**Given instruction:**
Quote each line of the material verbatim, without the pictures.

**Provided records:**
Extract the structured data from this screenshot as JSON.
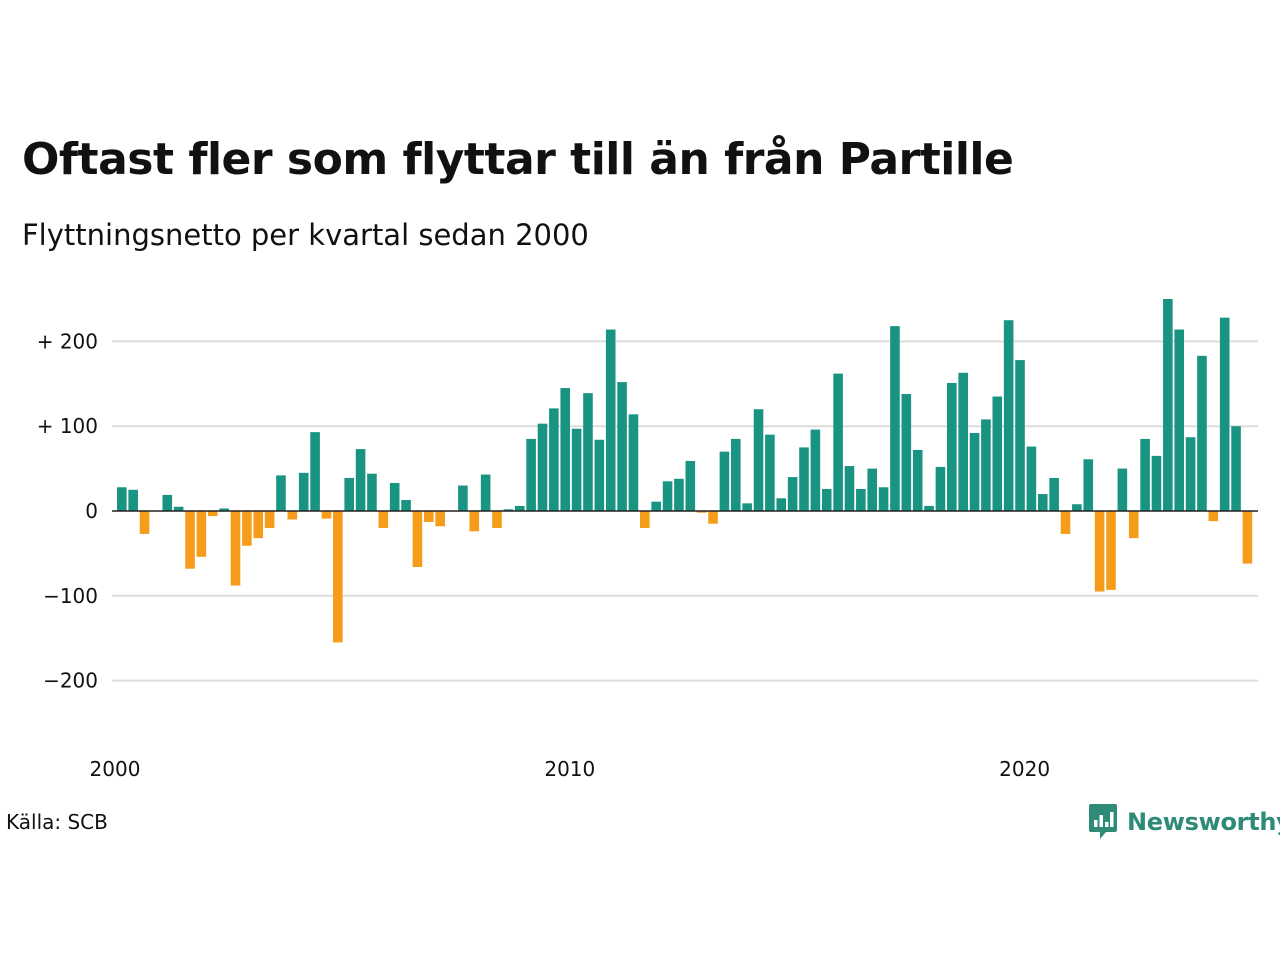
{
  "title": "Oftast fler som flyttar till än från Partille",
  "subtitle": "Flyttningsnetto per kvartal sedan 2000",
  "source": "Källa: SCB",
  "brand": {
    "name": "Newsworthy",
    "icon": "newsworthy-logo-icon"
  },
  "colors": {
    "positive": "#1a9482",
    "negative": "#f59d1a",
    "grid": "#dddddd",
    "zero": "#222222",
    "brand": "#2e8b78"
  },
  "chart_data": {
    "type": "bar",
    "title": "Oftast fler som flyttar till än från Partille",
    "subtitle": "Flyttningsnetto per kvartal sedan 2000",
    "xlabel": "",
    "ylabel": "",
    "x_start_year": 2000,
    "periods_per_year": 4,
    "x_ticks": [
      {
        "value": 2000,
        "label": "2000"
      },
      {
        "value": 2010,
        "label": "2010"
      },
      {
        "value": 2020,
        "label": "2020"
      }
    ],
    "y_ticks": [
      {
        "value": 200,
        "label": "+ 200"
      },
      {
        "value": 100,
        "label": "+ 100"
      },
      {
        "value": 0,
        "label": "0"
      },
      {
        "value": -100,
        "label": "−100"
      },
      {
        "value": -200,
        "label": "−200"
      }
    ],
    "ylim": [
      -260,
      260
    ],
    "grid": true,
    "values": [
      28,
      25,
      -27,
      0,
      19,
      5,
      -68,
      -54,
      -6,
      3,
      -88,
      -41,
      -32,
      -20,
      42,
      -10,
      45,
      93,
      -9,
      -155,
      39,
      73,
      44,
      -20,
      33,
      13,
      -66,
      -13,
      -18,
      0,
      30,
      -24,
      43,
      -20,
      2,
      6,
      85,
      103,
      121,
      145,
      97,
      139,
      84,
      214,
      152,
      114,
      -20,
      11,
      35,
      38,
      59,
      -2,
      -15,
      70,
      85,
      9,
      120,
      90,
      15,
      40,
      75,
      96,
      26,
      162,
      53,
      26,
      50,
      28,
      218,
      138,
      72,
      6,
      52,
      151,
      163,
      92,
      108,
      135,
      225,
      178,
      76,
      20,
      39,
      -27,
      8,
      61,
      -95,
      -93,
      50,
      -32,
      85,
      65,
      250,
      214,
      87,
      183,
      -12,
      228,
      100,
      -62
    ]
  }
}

**Reply:**
Extract the structured data from this screenshot as JSON.
{
  "title": "Oftast fler som flyttar till än från Partille",
  "subtitle": "Flyttningsnetto per kvartal sedan 2000",
  "source": "Källa: SCB",
  "brand": {
    "name": "Newsworthy",
    "icon": "newsworthy-logo-icon"
  },
  "colors": {
    "positive": "#1a9482",
    "negative": "#f59d1a",
    "grid": "#dddddd",
    "zero": "#222222",
    "brand": "#2e8b78"
  },
  "chart_data": {
    "type": "bar",
    "title": "Oftast fler som flyttar till än från Partille",
    "subtitle": "Flyttningsnetto per kvartal sedan 2000",
    "xlabel": "",
    "ylabel": "",
    "x_start_year": 2000,
    "periods_per_year": 4,
    "x_ticks": [
      {
        "value": 2000,
        "label": "2000"
      },
      {
        "value": 2010,
        "label": "2010"
      },
      {
        "value": 2020,
        "label": "2020"
      }
    ],
    "y_ticks": [
      {
        "value": 200,
        "label": "+ 200"
      },
      {
        "value": 100,
        "label": "+ 100"
      },
      {
        "value": 0,
        "label": "0"
      },
      {
        "value": -100,
        "label": "−100"
      },
      {
        "value": -200,
        "label": "−200"
      }
    ],
    "ylim": [
      -260,
      260
    ],
    "grid": true,
    "values": [
      28,
      25,
      -27,
      0,
      19,
      5,
      -68,
      -54,
      -6,
      3,
      -88,
      -41,
      -32,
      -20,
      42,
      -10,
      45,
      93,
      -9,
      -155,
      39,
      73,
      44,
      -20,
      33,
      13,
      -66,
      -13,
      -18,
      0,
      30,
      -24,
      43,
      -20,
      2,
      6,
      85,
      103,
      121,
      145,
      97,
      139,
      84,
      214,
      152,
      114,
      -20,
      11,
      35,
      38,
      59,
      -2,
      -15,
      70,
      85,
      9,
      120,
      90,
      15,
      40,
      75,
      96,
      26,
      162,
      53,
      26,
      50,
      28,
      218,
      138,
      72,
      6,
      52,
      151,
      163,
      92,
      108,
      135,
      225,
      178,
      76,
      20,
      39,
      -27,
      8,
      61,
      -95,
      -93,
      50,
      -32,
      85,
      65,
      250,
      214,
      87,
      183,
      -12,
      228,
      100,
      -62
    ]
  }
}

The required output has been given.